■ DATA SHOWN:
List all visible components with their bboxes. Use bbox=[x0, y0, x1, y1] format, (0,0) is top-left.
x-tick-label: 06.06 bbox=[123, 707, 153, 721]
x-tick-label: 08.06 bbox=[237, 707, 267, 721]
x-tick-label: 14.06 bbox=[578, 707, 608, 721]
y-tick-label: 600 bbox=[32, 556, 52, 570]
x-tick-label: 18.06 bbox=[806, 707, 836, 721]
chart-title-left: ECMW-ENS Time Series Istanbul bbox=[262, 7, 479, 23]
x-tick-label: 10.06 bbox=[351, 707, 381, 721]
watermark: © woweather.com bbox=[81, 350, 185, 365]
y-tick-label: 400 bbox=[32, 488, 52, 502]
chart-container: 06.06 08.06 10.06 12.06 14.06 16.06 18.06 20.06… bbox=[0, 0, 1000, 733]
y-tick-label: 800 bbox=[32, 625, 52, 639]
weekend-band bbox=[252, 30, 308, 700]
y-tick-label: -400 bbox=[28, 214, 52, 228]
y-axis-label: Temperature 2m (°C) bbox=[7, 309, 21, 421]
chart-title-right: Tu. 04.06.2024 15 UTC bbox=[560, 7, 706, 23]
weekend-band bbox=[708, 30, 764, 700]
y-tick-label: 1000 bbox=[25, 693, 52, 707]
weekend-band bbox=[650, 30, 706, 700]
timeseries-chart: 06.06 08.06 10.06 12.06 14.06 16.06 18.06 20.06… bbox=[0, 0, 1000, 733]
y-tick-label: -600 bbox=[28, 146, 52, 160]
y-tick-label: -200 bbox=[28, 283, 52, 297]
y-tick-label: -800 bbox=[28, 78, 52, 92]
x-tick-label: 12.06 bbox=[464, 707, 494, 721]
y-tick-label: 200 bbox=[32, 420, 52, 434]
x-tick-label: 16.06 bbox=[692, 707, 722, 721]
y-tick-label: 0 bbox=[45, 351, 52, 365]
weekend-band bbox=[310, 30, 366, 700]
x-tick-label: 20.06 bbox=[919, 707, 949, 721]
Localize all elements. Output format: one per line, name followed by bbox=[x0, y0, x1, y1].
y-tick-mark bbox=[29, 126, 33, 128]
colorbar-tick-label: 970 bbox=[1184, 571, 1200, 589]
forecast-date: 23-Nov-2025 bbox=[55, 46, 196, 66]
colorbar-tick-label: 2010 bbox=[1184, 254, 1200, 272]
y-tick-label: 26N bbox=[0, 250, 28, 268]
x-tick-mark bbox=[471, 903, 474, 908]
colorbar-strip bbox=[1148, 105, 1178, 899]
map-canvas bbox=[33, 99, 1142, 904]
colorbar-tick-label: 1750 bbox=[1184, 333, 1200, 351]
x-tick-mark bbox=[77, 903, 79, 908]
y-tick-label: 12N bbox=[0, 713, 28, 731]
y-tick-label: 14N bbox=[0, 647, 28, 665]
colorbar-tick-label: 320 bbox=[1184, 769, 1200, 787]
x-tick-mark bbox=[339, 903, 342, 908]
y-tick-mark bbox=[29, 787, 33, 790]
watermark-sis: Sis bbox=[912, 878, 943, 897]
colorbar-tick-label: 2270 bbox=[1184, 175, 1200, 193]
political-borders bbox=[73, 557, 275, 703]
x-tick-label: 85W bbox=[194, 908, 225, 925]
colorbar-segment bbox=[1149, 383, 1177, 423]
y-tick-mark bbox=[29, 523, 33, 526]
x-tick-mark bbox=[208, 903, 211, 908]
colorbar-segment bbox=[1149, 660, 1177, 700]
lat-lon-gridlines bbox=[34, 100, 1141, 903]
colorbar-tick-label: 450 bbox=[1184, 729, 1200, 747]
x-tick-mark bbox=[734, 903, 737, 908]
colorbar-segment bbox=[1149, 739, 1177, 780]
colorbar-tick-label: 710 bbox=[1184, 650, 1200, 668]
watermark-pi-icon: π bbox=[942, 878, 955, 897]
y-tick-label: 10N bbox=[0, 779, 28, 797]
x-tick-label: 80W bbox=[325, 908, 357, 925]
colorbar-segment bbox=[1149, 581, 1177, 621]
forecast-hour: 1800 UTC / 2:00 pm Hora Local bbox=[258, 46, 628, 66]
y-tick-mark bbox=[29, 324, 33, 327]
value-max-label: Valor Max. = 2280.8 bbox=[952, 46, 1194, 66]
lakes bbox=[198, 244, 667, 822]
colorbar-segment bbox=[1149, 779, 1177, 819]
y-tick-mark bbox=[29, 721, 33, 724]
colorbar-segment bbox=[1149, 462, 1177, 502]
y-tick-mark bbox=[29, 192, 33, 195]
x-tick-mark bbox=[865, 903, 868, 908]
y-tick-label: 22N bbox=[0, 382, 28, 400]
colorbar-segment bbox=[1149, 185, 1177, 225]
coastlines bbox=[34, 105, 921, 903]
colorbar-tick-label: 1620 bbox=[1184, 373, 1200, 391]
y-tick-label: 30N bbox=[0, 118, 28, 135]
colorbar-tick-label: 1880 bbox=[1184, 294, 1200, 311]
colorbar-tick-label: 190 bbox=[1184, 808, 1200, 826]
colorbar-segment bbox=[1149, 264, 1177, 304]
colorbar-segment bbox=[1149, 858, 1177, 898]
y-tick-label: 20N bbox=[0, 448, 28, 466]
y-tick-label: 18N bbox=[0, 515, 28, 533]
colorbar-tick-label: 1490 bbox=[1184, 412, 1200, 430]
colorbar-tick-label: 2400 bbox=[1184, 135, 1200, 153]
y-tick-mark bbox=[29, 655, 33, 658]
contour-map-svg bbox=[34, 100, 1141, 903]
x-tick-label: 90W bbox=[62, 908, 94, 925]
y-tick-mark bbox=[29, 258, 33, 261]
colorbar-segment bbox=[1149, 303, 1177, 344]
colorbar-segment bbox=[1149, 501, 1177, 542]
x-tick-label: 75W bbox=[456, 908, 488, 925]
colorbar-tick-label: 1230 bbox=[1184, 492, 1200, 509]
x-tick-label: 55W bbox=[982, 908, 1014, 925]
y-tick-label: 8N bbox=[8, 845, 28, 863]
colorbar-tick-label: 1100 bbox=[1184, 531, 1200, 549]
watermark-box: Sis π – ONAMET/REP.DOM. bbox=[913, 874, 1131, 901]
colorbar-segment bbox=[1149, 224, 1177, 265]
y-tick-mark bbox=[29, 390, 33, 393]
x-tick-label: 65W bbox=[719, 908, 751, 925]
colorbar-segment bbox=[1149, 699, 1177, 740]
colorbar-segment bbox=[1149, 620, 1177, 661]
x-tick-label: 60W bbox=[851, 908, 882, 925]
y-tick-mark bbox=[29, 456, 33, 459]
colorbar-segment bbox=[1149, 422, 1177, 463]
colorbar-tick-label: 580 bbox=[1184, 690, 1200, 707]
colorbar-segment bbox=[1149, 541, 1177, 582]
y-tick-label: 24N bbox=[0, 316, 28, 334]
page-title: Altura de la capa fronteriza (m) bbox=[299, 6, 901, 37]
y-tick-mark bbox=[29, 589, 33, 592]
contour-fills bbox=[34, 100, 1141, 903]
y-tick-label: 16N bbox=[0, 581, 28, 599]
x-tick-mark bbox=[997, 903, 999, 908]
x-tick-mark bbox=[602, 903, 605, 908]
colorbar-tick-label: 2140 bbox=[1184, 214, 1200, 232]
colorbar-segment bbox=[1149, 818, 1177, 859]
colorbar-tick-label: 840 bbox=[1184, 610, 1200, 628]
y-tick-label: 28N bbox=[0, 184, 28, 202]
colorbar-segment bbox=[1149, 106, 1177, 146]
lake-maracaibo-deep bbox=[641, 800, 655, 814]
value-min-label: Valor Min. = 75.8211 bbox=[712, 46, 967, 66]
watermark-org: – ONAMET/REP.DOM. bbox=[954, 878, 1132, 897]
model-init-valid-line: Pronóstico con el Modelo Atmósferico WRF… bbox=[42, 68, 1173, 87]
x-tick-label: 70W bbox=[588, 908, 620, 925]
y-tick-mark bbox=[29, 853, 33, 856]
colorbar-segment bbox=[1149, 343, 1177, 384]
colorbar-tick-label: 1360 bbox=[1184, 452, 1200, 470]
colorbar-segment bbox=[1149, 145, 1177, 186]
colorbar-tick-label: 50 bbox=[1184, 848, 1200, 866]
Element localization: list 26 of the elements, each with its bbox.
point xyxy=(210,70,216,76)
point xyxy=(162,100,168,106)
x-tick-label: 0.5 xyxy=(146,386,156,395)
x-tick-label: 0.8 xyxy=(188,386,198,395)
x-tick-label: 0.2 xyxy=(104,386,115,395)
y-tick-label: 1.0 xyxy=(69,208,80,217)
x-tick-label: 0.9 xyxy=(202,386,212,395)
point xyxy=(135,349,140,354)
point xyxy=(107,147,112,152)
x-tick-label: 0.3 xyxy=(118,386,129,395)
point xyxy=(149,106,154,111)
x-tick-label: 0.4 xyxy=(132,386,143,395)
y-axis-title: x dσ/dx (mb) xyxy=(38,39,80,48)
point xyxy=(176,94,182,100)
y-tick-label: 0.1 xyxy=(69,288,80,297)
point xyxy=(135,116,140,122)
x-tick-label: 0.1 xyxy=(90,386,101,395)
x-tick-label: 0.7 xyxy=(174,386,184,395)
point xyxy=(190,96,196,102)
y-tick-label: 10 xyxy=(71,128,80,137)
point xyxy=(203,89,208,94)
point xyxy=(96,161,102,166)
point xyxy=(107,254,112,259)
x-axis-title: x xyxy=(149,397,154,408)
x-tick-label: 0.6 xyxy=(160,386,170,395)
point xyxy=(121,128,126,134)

■ EXERCISE DETAILS:
Copy word for word the stretch of rows from the very first one through the row that contains "y-tick-label: 800 bbox=[32, 625, 52, 639]".

■ WRITTEN ANSWER:
List all visible components with their bboxes. Use bbox=[x0, y0, x1, y1] format, (0,0) is top-left.
x-tick-label: 06.06 bbox=[123, 707, 153, 721]
x-tick-label: 08.06 bbox=[237, 707, 267, 721]
x-tick-label: 14.06 bbox=[578, 707, 608, 721]
y-tick-label: 600 bbox=[32, 556, 52, 570]
x-tick-label: 18.06 bbox=[806, 707, 836, 721]
chart-title-left: ECMW-ENS Time Series Istanbul bbox=[262, 7, 479, 23]
x-tick-label: 10.06 bbox=[351, 707, 381, 721]
watermark: © woweather.com bbox=[81, 350, 185, 365]
y-tick-label: 400 bbox=[32, 488, 52, 502]
chart-container: 06.06 08.06 10.06 12.06 14.06 16.06 18.06 20.06… bbox=[0, 0, 1000, 733]
y-tick-label: 800 bbox=[32, 625, 52, 639]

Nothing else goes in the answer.